▸ Recorded data

▬▬▬▬▬▬▬▬▬▬

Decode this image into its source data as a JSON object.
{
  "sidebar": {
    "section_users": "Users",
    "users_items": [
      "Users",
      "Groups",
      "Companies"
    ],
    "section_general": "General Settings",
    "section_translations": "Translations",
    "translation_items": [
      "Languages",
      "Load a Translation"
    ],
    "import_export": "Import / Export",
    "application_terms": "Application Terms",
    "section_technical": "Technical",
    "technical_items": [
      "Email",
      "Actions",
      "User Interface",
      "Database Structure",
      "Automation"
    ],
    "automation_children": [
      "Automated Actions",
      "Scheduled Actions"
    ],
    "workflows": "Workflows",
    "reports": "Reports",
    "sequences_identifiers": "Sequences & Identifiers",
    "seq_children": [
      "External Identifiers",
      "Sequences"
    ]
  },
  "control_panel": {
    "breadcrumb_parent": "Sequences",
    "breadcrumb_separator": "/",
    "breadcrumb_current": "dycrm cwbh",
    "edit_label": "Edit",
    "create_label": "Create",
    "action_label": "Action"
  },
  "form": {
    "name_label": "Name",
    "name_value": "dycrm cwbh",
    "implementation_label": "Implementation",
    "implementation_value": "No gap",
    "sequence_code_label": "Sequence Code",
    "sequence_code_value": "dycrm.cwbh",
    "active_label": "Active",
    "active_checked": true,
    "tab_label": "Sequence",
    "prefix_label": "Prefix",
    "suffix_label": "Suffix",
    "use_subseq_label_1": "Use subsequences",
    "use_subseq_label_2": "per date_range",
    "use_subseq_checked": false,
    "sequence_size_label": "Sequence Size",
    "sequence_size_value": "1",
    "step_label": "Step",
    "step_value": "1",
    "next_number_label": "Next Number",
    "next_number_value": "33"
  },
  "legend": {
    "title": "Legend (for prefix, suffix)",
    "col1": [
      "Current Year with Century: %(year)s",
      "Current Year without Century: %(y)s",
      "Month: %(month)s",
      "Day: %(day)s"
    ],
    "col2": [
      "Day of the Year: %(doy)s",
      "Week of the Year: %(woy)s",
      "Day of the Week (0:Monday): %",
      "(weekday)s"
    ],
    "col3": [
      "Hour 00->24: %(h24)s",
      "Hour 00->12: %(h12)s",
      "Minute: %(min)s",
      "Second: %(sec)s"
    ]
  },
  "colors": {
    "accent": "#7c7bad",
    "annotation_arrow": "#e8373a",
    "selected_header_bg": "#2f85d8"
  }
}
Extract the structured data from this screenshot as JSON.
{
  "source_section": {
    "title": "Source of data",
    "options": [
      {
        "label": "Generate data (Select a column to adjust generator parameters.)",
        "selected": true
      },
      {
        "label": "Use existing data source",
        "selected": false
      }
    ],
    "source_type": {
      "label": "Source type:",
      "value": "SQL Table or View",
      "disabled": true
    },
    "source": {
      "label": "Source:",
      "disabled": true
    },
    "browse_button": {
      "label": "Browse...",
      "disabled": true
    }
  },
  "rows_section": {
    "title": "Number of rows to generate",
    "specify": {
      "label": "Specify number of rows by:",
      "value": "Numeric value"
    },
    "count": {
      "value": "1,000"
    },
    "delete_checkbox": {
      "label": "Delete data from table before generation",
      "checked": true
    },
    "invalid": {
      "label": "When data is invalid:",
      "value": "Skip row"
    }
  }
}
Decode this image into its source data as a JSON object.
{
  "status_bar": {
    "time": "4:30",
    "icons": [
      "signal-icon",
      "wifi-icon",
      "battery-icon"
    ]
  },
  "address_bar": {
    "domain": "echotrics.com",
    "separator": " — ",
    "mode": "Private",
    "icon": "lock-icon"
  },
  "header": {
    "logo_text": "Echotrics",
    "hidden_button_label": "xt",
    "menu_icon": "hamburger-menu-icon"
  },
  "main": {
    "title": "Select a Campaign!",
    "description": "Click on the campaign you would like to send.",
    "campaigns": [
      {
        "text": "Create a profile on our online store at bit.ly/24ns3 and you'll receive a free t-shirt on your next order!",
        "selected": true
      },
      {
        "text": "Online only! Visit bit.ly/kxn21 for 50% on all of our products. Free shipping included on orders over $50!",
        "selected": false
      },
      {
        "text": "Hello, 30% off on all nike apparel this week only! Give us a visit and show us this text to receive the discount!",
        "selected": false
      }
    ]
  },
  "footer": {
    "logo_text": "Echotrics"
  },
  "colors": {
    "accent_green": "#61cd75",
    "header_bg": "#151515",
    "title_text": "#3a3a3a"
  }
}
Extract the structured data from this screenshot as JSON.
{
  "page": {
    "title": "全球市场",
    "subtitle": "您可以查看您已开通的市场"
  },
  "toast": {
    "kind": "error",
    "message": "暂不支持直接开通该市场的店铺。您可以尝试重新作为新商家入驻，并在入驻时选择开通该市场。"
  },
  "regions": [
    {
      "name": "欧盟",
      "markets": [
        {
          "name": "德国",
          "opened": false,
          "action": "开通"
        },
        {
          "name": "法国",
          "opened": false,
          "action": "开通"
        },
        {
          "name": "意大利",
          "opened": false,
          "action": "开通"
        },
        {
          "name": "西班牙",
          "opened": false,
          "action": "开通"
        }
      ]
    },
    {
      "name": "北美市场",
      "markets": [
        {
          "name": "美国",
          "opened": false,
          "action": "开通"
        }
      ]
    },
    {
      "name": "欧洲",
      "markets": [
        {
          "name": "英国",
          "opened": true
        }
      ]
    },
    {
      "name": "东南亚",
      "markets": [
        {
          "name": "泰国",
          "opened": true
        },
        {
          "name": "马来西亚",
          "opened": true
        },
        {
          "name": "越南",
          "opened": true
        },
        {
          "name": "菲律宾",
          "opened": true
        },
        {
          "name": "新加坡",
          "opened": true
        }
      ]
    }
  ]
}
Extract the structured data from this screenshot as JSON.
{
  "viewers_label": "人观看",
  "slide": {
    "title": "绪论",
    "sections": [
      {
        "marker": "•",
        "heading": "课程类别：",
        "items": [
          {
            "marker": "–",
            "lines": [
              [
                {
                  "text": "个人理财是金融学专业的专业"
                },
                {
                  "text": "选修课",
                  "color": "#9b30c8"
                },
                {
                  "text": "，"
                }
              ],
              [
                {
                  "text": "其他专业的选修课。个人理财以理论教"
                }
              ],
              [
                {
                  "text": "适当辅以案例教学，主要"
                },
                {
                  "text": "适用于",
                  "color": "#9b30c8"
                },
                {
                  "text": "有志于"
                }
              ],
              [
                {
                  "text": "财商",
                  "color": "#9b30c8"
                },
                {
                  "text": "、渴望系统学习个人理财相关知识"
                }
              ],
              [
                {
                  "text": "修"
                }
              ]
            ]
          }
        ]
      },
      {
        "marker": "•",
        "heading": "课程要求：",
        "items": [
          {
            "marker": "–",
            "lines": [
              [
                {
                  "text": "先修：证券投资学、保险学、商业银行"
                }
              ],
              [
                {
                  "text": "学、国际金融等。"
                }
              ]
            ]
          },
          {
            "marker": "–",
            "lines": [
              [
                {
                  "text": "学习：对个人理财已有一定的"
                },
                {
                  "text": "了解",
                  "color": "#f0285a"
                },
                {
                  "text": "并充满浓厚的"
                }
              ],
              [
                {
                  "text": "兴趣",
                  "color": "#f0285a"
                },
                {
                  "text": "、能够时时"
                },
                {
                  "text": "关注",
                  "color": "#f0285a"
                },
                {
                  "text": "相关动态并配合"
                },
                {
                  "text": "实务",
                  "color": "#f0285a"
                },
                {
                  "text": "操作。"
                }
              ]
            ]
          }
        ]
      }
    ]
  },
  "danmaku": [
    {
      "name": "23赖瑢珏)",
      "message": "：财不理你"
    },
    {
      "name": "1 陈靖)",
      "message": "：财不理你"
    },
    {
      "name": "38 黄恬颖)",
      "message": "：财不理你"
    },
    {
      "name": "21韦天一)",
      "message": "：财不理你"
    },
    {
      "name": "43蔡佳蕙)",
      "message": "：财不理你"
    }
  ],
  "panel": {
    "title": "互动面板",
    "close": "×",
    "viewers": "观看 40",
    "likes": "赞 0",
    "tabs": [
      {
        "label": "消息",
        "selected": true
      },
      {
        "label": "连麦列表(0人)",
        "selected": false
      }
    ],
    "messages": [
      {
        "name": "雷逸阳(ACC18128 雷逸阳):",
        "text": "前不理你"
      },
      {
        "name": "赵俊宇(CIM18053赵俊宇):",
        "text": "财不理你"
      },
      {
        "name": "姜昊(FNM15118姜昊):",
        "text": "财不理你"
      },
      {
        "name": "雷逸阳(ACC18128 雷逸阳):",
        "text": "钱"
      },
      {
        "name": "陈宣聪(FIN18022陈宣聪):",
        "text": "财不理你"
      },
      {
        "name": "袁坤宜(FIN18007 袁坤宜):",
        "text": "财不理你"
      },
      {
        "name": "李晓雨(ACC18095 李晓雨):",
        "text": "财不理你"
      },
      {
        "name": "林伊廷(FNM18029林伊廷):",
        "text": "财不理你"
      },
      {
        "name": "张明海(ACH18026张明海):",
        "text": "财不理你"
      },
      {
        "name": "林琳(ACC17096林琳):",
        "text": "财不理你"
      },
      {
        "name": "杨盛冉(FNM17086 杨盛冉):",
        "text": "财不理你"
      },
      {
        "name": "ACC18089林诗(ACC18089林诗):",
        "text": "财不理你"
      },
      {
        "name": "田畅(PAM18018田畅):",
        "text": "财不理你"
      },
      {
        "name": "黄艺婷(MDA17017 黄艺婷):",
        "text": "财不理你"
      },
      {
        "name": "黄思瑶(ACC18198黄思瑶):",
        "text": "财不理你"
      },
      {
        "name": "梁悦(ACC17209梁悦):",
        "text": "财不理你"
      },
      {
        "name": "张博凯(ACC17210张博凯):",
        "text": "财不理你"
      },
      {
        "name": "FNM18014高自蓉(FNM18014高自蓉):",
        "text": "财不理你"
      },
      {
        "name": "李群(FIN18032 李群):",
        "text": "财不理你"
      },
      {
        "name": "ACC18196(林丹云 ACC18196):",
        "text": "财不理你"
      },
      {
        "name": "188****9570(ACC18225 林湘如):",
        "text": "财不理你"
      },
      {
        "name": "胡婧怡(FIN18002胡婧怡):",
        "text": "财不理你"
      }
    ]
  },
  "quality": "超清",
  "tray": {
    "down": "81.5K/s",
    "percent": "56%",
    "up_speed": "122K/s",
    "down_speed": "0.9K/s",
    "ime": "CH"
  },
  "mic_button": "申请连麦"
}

▬▬▬▬▬▬▬▬▬▬

Copy every line of the data that holds the string "only".

        "text": "Online only! Visit bit.ly/kxn21 for 50% on all of our products. Free shipping included on orders over $50!",
        "text": "Hello, 30% off on all nike apparel this week only! Give us a visit and show us this text to receive the discount!",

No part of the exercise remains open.